TASK BRIEF –
Quote, verbatim, all material below, without pictures.
▶
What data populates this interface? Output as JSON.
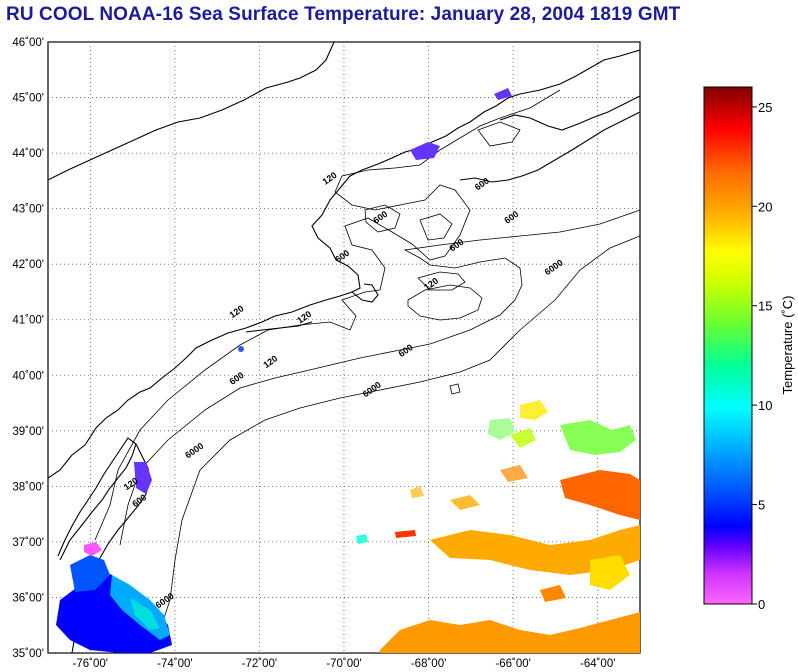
{
  "title": "RU COOL  NOAA-16  Sea Surface Temperature:  January 28, 2004 1819 GMT",
  "map": {
    "lat_labels": [
      {
        "value": 46,
        "text": "46˚00'"
      },
      {
        "value": 45,
        "text": "45˚00'"
      },
      {
        "value": 44,
        "text": "44˚00'"
      },
      {
        "value": 43,
        "text": "43˚00'"
      },
      {
        "value": 42,
        "text": "42˚00'"
      },
      {
        "value": 41,
        "text": "41˚00'"
      },
      {
        "value": 40,
        "text": "40˚00'"
      },
      {
        "value": 39,
        "text": "39˚00'"
      },
      {
        "value": 38,
        "text": "38˚00'"
      },
      {
        "value": 37,
        "text": "37˚00'"
      },
      {
        "value": 36,
        "text": "36˚00'"
      },
      {
        "value": 35,
        "text": "35˚00'"
      }
    ],
    "lon_labels": [
      {
        "value": -76,
        "text": "-76˚00'"
      },
      {
        "value": -74,
        "text": "-74˚00'"
      },
      {
        "value": -72,
        "text": "-72˚00'"
      },
      {
        "value": -70,
        "text": "-70˚00'"
      },
      {
        "value": -68,
        "text": "-68˚00'"
      },
      {
        "value": -66,
        "text": "-66˚00'"
      },
      {
        "value": -64,
        "text": "-64˚00'"
      }
    ],
    "lat_range": [
      35,
      46
    ],
    "lon_range": [
      -77,
      -63
    ],
    "contour_labels": [
      {
        "text": "120",
        "lon": -71.7,
        "lat": 40.2
      },
      {
        "text": "120",
        "lon": -75.0,
        "lat": 38.0
      },
      {
        "text": "120",
        "lon": -70.9,
        "lat": 41.0
      },
      {
        "text": "120",
        "lon": -72.5,
        "lat": 41.1
      },
      {
        "text": "120",
        "lon": -70.3,
        "lat": 43.5
      },
      {
        "text": "120",
        "lon": -67.9,
        "lat": 41.6
      },
      {
        "text": "600",
        "lon": -74.8,
        "lat": 37.7
      },
      {
        "text": "600",
        "lon": -72.5,
        "lat": 39.9
      },
      {
        "text": "600",
        "lon": -68.5,
        "lat": 40.4
      },
      {
        "text": "600",
        "lon": -70.0,
        "lat": 42.1
      },
      {
        "text": "600",
        "lon": -67.3,
        "lat": 42.3
      },
      {
        "text": "600",
        "lon": -69.1,
        "lat": 42.8
      },
      {
        "text": "600",
        "lon": -66.0,
        "lat": 42.8
      },
      {
        "text": "600",
        "lon": -66.7,
        "lat": 43.4
      },
      {
        "text": "6000",
        "lon": -73.5,
        "lat": 38.6
      },
      {
        "text": "6000",
        "lon": -69.3,
        "lat": 39.7
      },
      {
        "text": "6000",
        "lon": -65.0,
        "lat": 41.9
      },
      {
        "text": "6000",
        "lon": -74.2,
        "lat": 35.9
      }
    ]
  },
  "colorbar": {
    "label": "Temperature (˚C)",
    "range": [
      0,
      26
    ],
    "ticks": [
      {
        "value": 0,
        "text": "0"
      },
      {
        "value": 5,
        "text": "5"
      },
      {
        "value": 10,
        "text": "10"
      },
      {
        "value": 15,
        "text": "15"
      },
      {
        "value": 20,
        "text": "20"
      },
      {
        "value": 25,
        "text": "25"
      }
    ],
    "colors": [
      "#ff66ff",
      "#cc33ff",
      "#6600ff",
      "#0000ff",
      "#0066ff",
      "#00ccff",
      "#00ffcc",
      "#66ff66",
      "#ccff33",
      "#ffff00",
      "#ffaa00",
      "#ff6600",
      "#ff0000",
      "#cc0000",
      "#800000"
    ]
  }
}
◀
EXERCISE RESPONSE –
What data populates this interface? Output as JSON.
{
  "title": "RU COOL  NOAA-16  Sea Surface Temperature:  January 28, 2004 1819 GMT",
  "map": {
    "lat_labels": [
      {
        "value": 46,
        "text": "46˚00'"
      },
      {
        "value": 45,
        "text": "45˚00'"
      },
      {
        "value": 44,
        "text": "44˚00'"
      },
      {
        "value": 43,
        "text": "43˚00'"
      },
      {
        "value": 42,
        "text": "42˚00'"
      },
      {
        "value": 41,
        "text": "41˚00'"
      },
      {
        "value": 40,
        "text": "40˚00'"
      },
      {
        "value": 39,
        "text": "39˚00'"
      },
      {
        "value": 38,
        "text": "38˚00'"
      },
      {
        "value": 37,
        "text": "37˚00'"
      },
      {
        "value": 36,
        "text": "36˚00'"
      },
      {
        "value": 35,
        "text": "35˚00'"
      }
    ],
    "lon_labels": [
      {
        "value": -76,
        "text": "-76˚00'"
      },
      {
        "value": -74,
        "text": "-74˚00'"
      },
      {
        "value": -72,
        "text": "-72˚00'"
      },
      {
        "value": -70,
        "text": "-70˚00'"
      },
      {
        "value": -68,
        "text": "-68˚00'"
      },
      {
        "value": -66,
        "text": "-66˚00'"
      },
      {
        "value": -64,
        "text": "-64˚00'"
      }
    ],
    "lat_range": [
      35,
      46
    ],
    "lon_range": [
      -77,
      -63
    ],
    "contour_labels": [
      {
        "text": "120",
        "lon": -71.7,
        "lat": 40.2
      },
      {
        "text": "120",
        "lon": -75.0,
        "lat": 38.0
      },
      {
        "text": "120",
        "lon": -70.9,
        "lat": 41.0
      },
      {
        "text": "120",
        "lon": -72.5,
        "lat": 41.1
      },
      {
        "text": "120",
        "lon": -70.3,
        "lat": 43.5
      },
      {
        "text": "120",
        "lon": -67.9,
        "lat": 41.6
      },
      {
        "text": "600",
        "lon": -74.8,
        "lat": 37.7
      },
      {
        "text": "600",
        "lon": -72.5,
        "lat": 39.9
      },
      {
        "text": "600",
        "lon": -68.5,
        "lat": 40.4
      },
      {
        "text": "600",
        "lon": -70.0,
        "lat": 42.1
      },
      {
        "text": "600",
        "lon": -67.3,
        "lat": 42.3
      },
      {
        "text": "600",
        "lon": -69.1,
        "lat": 42.8
      },
      {
        "text": "600",
        "lon": -66.0,
        "lat": 42.8
      },
      {
        "text": "600",
        "lon": -66.7,
        "lat": 43.4
      },
      {
        "text": "6000",
        "lon": -73.5,
        "lat": 38.6
      },
      {
        "text": "6000",
        "lon": -69.3,
        "lat": 39.7
      },
      {
        "text": "6000",
        "lon": -65.0,
        "lat": 41.9
      },
      {
        "text": "6000",
        "lon": -74.2,
        "lat": 35.9
      }
    ]
  },
  "colorbar": {
    "label": "Temperature (˚C)",
    "range": [
      0,
      26
    ],
    "ticks": [
      {
        "value": 0,
        "text": "0"
      },
      {
        "value": 5,
        "text": "5"
      },
      {
        "value": 10,
        "text": "10"
      },
      {
        "value": 15,
        "text": "15"
      },
      {
        "value": 20,
        "text": "20"
      },
      {
        "value": 25,
        "text": "25"
      }
    ],
    "colors": [
      "#ff66ff",
      "#cc33ff",
      "#6600ff",
      "#0000ff",
      "#0066ff",
      "#00ccff",
      "#00ffcc",
      "#66ff66",
      "#ccff33",
      "#ffff00",
      "#ffaa00",
      "#ff6600",
      "#ff0000",
      "#cc0000",
      "#800000"
    ]
  }
}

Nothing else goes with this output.